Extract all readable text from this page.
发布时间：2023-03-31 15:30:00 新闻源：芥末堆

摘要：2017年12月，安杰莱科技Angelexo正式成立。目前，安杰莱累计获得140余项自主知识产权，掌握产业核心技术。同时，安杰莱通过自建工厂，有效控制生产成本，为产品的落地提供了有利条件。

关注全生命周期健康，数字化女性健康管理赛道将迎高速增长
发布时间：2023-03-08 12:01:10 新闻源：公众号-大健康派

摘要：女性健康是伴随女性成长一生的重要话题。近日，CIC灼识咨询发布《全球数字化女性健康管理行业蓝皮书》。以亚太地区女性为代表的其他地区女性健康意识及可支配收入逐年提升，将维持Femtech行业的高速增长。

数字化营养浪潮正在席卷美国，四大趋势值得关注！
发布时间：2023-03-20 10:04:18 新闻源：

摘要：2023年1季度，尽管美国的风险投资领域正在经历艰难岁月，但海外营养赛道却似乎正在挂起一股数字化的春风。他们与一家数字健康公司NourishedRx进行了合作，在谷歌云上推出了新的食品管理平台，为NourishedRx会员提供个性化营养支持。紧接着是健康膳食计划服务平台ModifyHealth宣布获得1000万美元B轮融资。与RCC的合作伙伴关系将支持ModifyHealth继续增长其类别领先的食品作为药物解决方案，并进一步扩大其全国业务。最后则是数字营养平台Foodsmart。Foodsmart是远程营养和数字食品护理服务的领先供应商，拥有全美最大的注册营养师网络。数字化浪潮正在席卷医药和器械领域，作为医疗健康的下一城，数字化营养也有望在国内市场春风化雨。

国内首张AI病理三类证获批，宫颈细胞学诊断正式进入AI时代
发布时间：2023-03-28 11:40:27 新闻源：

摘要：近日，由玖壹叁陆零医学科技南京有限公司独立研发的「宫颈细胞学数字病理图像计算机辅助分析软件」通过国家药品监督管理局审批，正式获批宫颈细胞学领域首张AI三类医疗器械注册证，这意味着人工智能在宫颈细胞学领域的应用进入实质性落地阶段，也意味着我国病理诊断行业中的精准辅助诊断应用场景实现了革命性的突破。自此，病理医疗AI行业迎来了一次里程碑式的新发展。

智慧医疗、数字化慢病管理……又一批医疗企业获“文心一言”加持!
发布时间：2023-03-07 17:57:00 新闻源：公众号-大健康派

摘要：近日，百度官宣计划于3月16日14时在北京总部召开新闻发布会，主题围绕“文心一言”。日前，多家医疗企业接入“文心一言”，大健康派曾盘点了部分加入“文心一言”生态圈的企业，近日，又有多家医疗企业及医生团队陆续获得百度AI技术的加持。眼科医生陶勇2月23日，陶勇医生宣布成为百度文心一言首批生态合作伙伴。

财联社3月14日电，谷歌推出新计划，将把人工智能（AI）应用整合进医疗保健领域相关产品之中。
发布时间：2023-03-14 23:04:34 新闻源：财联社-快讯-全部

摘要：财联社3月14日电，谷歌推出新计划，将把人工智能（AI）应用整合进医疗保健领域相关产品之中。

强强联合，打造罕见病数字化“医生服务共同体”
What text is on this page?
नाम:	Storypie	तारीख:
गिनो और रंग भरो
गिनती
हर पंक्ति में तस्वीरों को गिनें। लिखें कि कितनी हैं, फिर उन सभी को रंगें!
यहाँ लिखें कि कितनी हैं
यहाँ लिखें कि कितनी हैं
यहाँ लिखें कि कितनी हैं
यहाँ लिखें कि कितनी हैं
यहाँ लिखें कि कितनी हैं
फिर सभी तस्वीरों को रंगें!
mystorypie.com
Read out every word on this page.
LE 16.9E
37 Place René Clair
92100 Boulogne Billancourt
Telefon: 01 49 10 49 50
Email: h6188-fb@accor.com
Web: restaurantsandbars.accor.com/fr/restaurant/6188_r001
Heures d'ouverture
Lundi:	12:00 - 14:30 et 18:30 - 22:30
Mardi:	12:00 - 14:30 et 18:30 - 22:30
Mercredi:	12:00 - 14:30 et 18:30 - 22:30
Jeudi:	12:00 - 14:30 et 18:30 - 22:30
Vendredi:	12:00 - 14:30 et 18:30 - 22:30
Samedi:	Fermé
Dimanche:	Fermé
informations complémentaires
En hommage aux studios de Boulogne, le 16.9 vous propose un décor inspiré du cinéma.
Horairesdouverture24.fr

====================

**Problem statement**. Leave out every line without the string "page" and copy the rest.

**Exercise result**.
Extract all readable text from this page.
What text is on this page?
Read out every word on this page.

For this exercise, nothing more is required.